> _Work to do_:
Pull out every line containing the string "JSON".

----------------

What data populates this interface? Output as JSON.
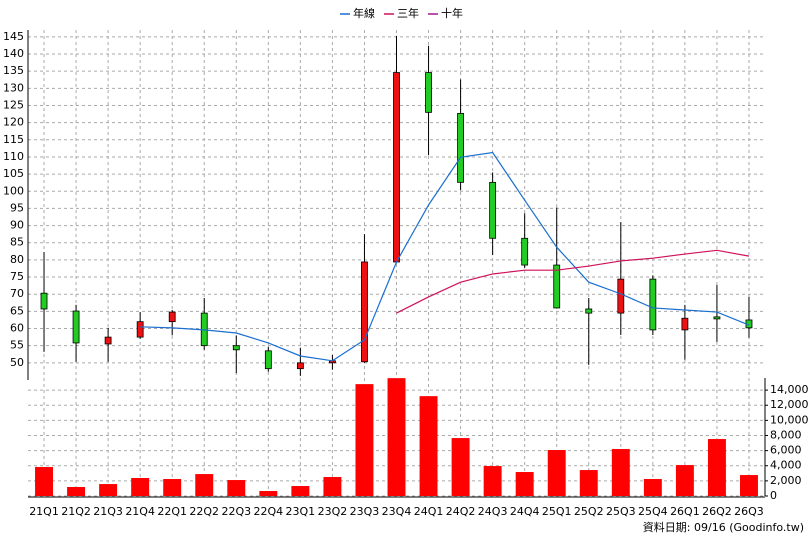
{
  "chart_data": [
    {
      "type": "candlestick",
      "categories": [
        "21Q1",
        "21Q2",
        "21Q3",
        "21Q4",
        "22Q1",
        "22Q2",
        "22Q3",
        "22Q4",
        "23Q1",
        "23Q2",
        "23Q3",
        "23Q4",
        "24Q1",
        "24Q2",
        "24Q3",
        "24Q4",
        "25Q1",
        "25Q2",
        "25Q3",
        "25Q4",
        "26Q1",
        "26Q2",
        "26Q3"
      ],
      "open": [
        70.3,
        65.1,
        55.5,
        57.5,
        62,
        64.5,
        55,
        53.5,
        48.3,
        50,
        50.3,
        79.4,
        134.6,
        122.7,
        102.6,
        86.3,
        78.5,
        65.7,
        64.5,
        74.4,
        59.6,
        63.4,
        62.5
      ],
      "close": [
        65.7,
        55.8,
        57.5,
        62,
        64.8,
        55,
        53.8,
        48.3,
        50,
        50.6,
        79.4,
        134.6,
        123,
        102.6,
        86.3,
        78.5,
        66,
        64.5,
        74.4,
        59.6,
        63,
        62.8,
        60.2
      ],
      "high": [
        82.3,
        66.9,
        60.2,
        64.8,
        65.4,
        68.9,
        58,
        54.7,
        54.4,
        52.3,
        87.5,
        145.3,
        142.4,
        132.6,
        105.5,
        93.6,
        95.3,
        68.9,
        91,
        75.5,
        66.9,
        72.7,
        69.2
      ],
      "low": [
        53.2,
        50.3,
        50.3,
        57,
        58,
        53.8,
        47,
        47.4,
        46.2,
        48,
        50,
        79,
        110.5,
        100.3,
        81.4,
        77.6,
        66,
        49.4,
        58.1,
        58.1,
        50.9,
        56.1,
        57.3
      ],
      "up_color": "#ee1111",
      "down_color": "#22cc22",
      "series": [
        {
          "name": "年線",
          "color": "#1a6fd0",
          "values": [
            null,
            null,
            null,
            60.5,
            60.2,
            59.6,
            58.7,
            55.8,
            52,
            50.6,
            56.7,
            79.4,
            96,
            109.9,
            111.3,
            97.4,
            83.7,
            73.5,
            70.1,
            66,
            65.4,
            64.8,
            61
          ]
        },
        {
          "name": "三年",
          "color": "#d0105a",
          "values": [
            null,
            null,
            null,
            null,
            null,
            null,
            null,
            null,
            null,
            null,
            null,
            64.5,
            69.2,
            73.5,
            75.9,
            77,
            77,
            78.2,
            79.7,
            80.5,
            81.7,
            82.8,
            81.1
          ]
        },
        {
          "name": "十年",
          "color": "#a01890",
          "values": [
            null,
            null,
            null,
            null,
            null,
            null,
            null,
            null,
            null,
            null,
            null,
            null,
            null,
            null,
            null,
            null,
            null,
            null,
            null,
            null,
            null,
            null,
            null
          ]
        }
      ],
      "ylim": [
        45,
        147
      ],
      "yticks": [
        50,
        55,
        60,
        65,
        70,
        75,
        80,
        85,
        90,
        95,
        100,
        105,
        110,
        115,
        120,
        125,
        130,
        135,
        140,
        145
      ],
      "grid": true
    },
    {
      "type": "bar",
      "values": [
        3830,
        1190,
        1580,
        2380,
        2245,
        2900,
        2110,
        660,
        1320,
        2510,
        14790,
        15580,
        13200,
        7660,
        3960,
        3170,
        6080,
        3430,
        6210,
        2245,
        4090,
        7530,
        2770
      ],
      "color": "#ff0000",
      "ylim": [
        0,
        15600
      ],
      "yticks": [
        0,
        {
          "value": 2000,
          "label": "2,000"
        },
        {
          "value": 4000,
          "label": "4,000"
        },
        {
          "value": 6000,
          "label": "6,000"
        },
        {
          "value": 8000,
          "label": "8,000"
        },
        {
          "value": 10000,
          "label": "10,000"
        },
        {
          "value": 12000,
          "label": "12,000"
        },
        {
          "value": 14000,
          "label": "14,000"
        }
      ],
      "grid": true,
      "source": "資料日期: 09/16  (Goodinfo.tw)"
    }
  ]
}
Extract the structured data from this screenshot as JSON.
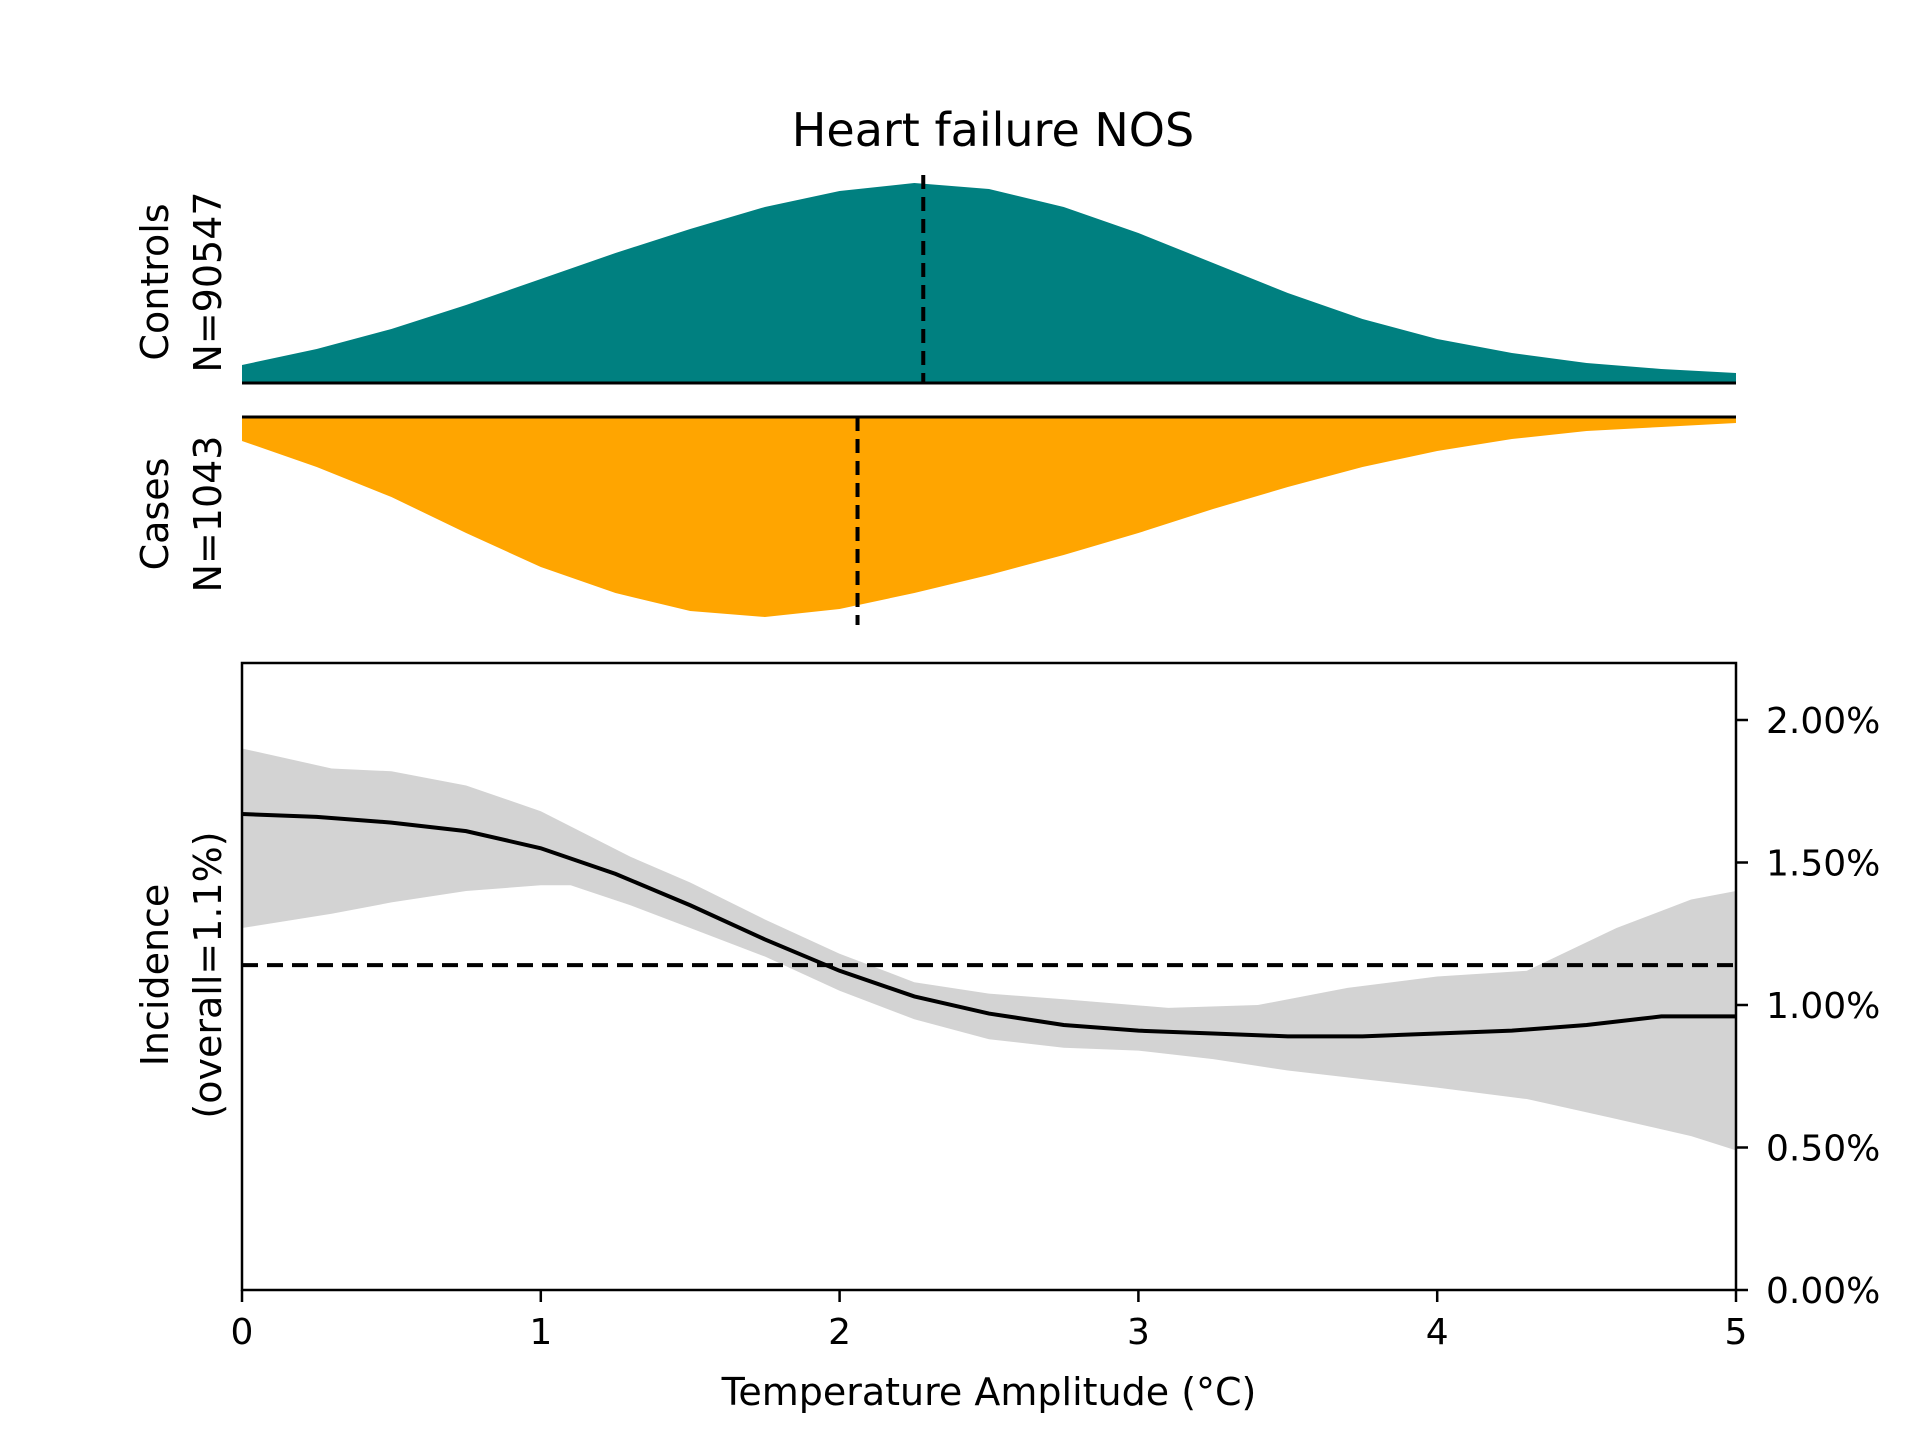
{
  "chart_data": {
    "type": "area",
    "title": "Heart failure NOS",
    "xlabel": "Temperature Amplitude (°C)",
    "xlim": [
      0,
      5
    ],
    "x_ticks": [
      "0",
      "1",
      "2",
      "3",
      "4",
      "5"
    ],
    "panels": {
      "controls": {
        "label_line1": "Controls",
        "label_line2": "N=90547",
        "color": "#008080",
        "mean_marker_x": 2.28,
        "density": {
          "x": [
            0,
            0.25,
            0.5,
            0.75,
            1.0,
            1.25,
            1.5,
            1.75,
            2.0,
            2.25,
            2.5,
            2.75,
            3.0,
            3.25,
            3.5,
            3.75,
            4.0,
            4.25,
            4.5,
            4.75,
            5.0
          ],
          "y": [
            0.09,
            0.17,
            0.27,
            0.39,
            0.52,
            0.65,
            0.77,
            0.88,
            0.96,
            1.0,
            0.97,
            0.88,
            0.75,
            0.6,
            0.45,
            0.32,
            0.22,
            0.15,
            0.1,
            0.07,
            0.05
          ]
        }
      },
      "cases": {
        "label_line1": "Cases",
        "label_line2": "N=1043",
        "color": "#FFA500",
        "mean_marker_x": 2.06,
        "density": {
          "x": [
            0,
            0.25,
            0.5,
            0.75,
            1.0,
            1.25,
            1.5,
            1.75,
            2.0,
            2.25,
            2.5,
            2.75,
            3.0,
            3.25,
            3.5,
            3.75,
            4.0,
            4.25,
            4.5,
            4.75,
            5.0
          ],
          "y": [
            0.12,
            0.25,
            0.4,
            0.58,
            0.75,
            0.88,
            0.97,
            1.0,
            0.96,
            0.88,
            0.79,
            0.69,
            0.58,
            0.46,
            0.35,
            0.25,
            0.17,
            0.11,
            0.07,
            0.05,
            0.03
          ]
        }
      }
    },
    "incidence": {
      "ylabel_line1": "Incidence",
      "ylabel_line2": "(overall=1.1%)",
      "ylim": [
        0,
        2.2
      ],
      "y_ticks": [
        {
          "value": 0.0,
          "label": "0.00%"
        },
        {
          "value": 0.5,
          "label": "0.50%"
        },
        {
          "value": 1.0,
          "label": "1.00%"
        },
        {
          "value": 1.5,
          "label": "1.50%"
        },
        {
          "value": 2.0,
          "label": "2.00%"
        }
      ],
      "overall_line_y": 1.14,
      "line": {
        "x": [
          0,
          0.25,
          0.5,
          0.75,
          1.0,
          1.25,
          1.5,
          1.75,
          2.0,
          2.25,
          2.5,
          2.75,
          3.0,
          3.25,
          3.5,
          3.75,
          4.0,
          4.25,
          4.5,
          4.75,
          5.0
        ],
        "y": [
          1.67,
          1.66,
          1.64,
          1.61,
          1.55,
          1.46,
          1.35,
          1.23,
          1.12,
          1.03,
          0.97,
          0.93,
          0.91,
          0.9,
          0.89,
          0.89,
          0.9,
          0.91,
          0.93,
          0.96,
          0.96
        ]
      },
      "ci_upper": {
        "x": [
          0,
          0.3,
          0.5,
          0.75,
          1.0,
          1.3,
          1.5,
          1.75,
          2.0,
          2.25,
          2.5,
          2.75,
          3.1,
          3.4,
          3.7,
          4.0,
          4.3,
          4.6,
          4.85,
          5.0
        ],
        "y": [
          1.9,
          1.83,
          1.82,
          1.77,
          1.68,
          1.52,
          1.43,
          1.3,
          1.18,
          1.08,
          1.04,
          1.02,
          0.99,
          1.0,
          1.06,
          1.1,
          1.12,
          1.27,
          1.37,
          1.4
        ]
      },
      "ci_lower": {
        "x": [
          0,
          0.3,
          0.5,
          0.75,
          1.0,
          1.1,
          1.3,
          1.5,
          1.75,
          2.0,
          2.25,
          2.5,
          2.75,
          3.0,
          3.25,
          3.5,
          3.75,
          4.0,
          4.3,
          4.6,
          4.85,
          5.0
        ],
        "y": [
          1.27,
          1.32,
          1.36,
          1.4,
          1.42,
          1.42,
          1.35,
          1.27,
          1.17,
          1.05,
          0.95,
          0.88,
          0.85,
          0.84,
          0.81,
          0.77,
          0.74,
          0.71,
          0.67,
          0.6,
          0.54,
          0.49
        ]
      }
    }
  }
}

----------------

> _Answer for the task_:
What data populates this interface? Output as JSON.
Extract the structured data from this screenshot as JSON.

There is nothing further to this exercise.